* start Items *

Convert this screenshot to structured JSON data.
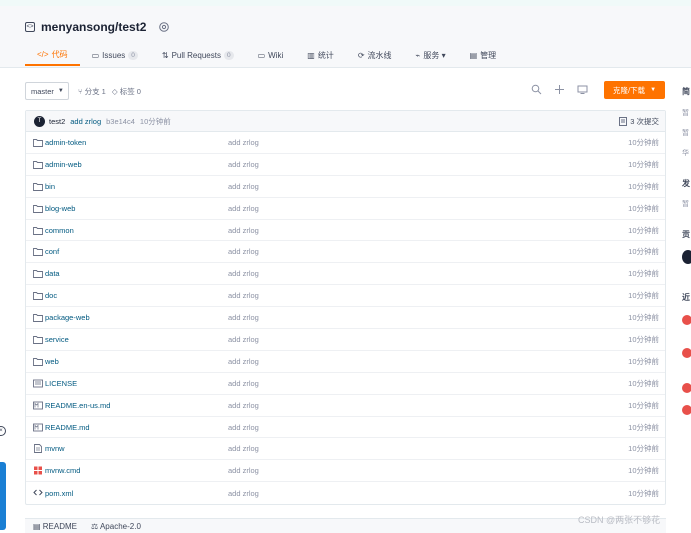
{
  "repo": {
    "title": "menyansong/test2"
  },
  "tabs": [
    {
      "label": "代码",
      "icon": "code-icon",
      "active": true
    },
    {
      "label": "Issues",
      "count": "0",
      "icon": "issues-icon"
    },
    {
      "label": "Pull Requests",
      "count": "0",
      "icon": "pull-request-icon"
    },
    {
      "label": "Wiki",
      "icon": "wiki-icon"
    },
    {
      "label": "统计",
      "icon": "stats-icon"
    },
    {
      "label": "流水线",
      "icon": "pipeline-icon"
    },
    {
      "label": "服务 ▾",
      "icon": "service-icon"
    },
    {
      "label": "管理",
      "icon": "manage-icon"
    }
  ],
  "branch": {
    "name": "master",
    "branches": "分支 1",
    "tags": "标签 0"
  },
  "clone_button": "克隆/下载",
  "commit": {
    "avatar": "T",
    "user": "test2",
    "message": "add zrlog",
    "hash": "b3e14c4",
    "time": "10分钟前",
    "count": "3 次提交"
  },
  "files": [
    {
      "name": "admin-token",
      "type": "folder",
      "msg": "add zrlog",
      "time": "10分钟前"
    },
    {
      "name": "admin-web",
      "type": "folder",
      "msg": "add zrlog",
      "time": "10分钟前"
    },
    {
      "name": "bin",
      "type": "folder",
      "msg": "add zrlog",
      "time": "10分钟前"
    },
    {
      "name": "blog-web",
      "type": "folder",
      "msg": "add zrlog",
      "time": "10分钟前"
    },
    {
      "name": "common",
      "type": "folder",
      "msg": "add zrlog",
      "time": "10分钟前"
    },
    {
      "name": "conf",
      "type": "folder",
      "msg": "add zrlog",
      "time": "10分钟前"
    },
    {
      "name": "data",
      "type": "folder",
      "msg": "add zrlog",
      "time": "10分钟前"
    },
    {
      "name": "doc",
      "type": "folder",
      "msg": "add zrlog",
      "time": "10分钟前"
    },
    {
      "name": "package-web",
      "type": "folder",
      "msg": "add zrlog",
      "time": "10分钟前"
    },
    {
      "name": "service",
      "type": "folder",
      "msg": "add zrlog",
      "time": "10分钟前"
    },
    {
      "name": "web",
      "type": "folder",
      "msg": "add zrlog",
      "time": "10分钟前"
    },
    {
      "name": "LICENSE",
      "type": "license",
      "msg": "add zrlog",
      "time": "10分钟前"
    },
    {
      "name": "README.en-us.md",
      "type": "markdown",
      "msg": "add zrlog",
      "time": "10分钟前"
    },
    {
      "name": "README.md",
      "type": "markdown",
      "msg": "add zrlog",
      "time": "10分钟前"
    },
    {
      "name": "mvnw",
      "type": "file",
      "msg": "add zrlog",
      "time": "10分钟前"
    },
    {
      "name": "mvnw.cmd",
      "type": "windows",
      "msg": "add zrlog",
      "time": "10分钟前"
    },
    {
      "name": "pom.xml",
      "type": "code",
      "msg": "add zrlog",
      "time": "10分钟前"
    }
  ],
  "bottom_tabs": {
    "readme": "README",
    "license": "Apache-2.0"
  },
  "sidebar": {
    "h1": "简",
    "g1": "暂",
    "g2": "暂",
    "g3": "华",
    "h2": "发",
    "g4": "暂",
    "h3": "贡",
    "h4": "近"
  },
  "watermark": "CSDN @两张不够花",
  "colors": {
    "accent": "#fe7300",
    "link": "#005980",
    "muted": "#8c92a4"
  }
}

* end Items *

- [Short problem]:
All entries must be written out again exactly as given, with no pictures in the copy.

- [The answer]:
Convert this screenshot to structured JSON data.
{
  "repo": {
    "title": "menyansong/test2"
  },
  "tabs": [
    {
      "label": "代码",
      "icon": "code-icon",
      "active": true
    },
    {
      "label": "Issues",
      "count": "0",
      "icon": "issues-icon"
    },
    {
      "label": "Pull Requests",
      "count": "0",
      "icon": "pull-request-icon"
    },
    {
      "label": "Wiki",
      "icon": "wiki-icon"
    },
    {
      "label": "统计",
      "icon": "stats-icon"
    },
    {
      "label": "流水线",
      "icon": "pipeline-icon"
    },
    {
      "label": "服务 ▾",
      "icon": "service-icon"
    },
    {
      "label": "管理",
      "icon": "manage-icon"
    }
  ],
  "branch": {
    "name": "master",
    "branches": "分支 1",
    "tags": "标签 0"
  },
  "clone_button": "克隆/下载",
  "commit": {
    "avatar": "T",
    "user": "test2",
    "message": "add zrlog",
    "hash": "b3e14c4",
    "time": "10分钟前",
    "count": "3 次提交"
  },
  "files": [
    {
      "name": "admin-token",
      "type": "folder",
      "msg": "add zrlog",
      "time": "10分钟前"
    },
    {
      "name": "admin-web",
      "type": "folder",
      "msg": "add zrlog",
      "time": "10分钟前"
    },
    {
      "name": "bin",
      "type": "folder",
      "msg": "add zrlog",
      "time": "10分钟前"
    },
    {
      "name": "blog-web",
      "type": "folder",
      "msg": "add zrlog",
      "time": "10分钟前"
    },
    {
      "name": "common",
      "type": "folder",
      "msg": "add zrlog",
      "time": "10分钟前"
    },
    {
      "name": "conf",
      "type": "folder",
      "msg": "add zrlog",
      "time": "10分钟前"
    },
    {
      "name": "data",
      "type": "folder",
      "msg": "add zrlog",
      "time": "10分钟前"
    },
    {
      "name": "doc",
      "type": "folder",
      "msg": "add zrlog",
      "time": "10分钟前"
    },
    {
      "name": "package-web",
      "type": "folder",
      "msg": "add zrlog",
      "time": "10分钟前"
    },
    {
      "name": "service",
      "type": "folder",
      "msg": "add zrlog",
      "time": "10分钟前"
    },
    {
      "name": "web",
      "type": "folder",
      "msg": "add zrlog",
      "time": "10分钟前"
    },
    {
      "name": "LICENSE",
      "type": "license",
      "msg": "add zrlog",
      "time": "10分钟前"
    },
    {
      "name": "README.en-us.md",
      "type": "markdown",
      "msg": "add zrlog",
      "time": "10分钟前"
    },
    {
      "name": "README.md",
      "type": "markdown",
      "msg": "add zrlog",
      "time": "10分钟前"
    },
    {
      "name": "mvnw",
      "type": "file",
      "msg": "add zrlog",
      "time": "10分钟前"
    },
    {
      "name": "mvnw.cmd",
      "type": "windows",
      "msg": "add zrlog",
      "time": "10分钟前"
    },
    {
      "name": "pom.xml",
      "type": "code",
      "msg": "add zrlog",
      "time": "10分钟前"
    }
  ],
  "bottom_tabs": {
    "readme": "README",
    "license": "Apache-2.0"
  },
  "sidebar": {
    "h1": "简",
    "g1": "暂",
    "g2": "暂",
    "g3": "华",
    "h2": "发",
    "g4": "暂",
    "h3": "贡",
    "h4": "近"
  },
  "watermark": "CSDN @两张不够花",
  "colors": {
    "accent": "#fe7300",
    "link": "#005980",
    "muted": "#8c92a4"
  }
}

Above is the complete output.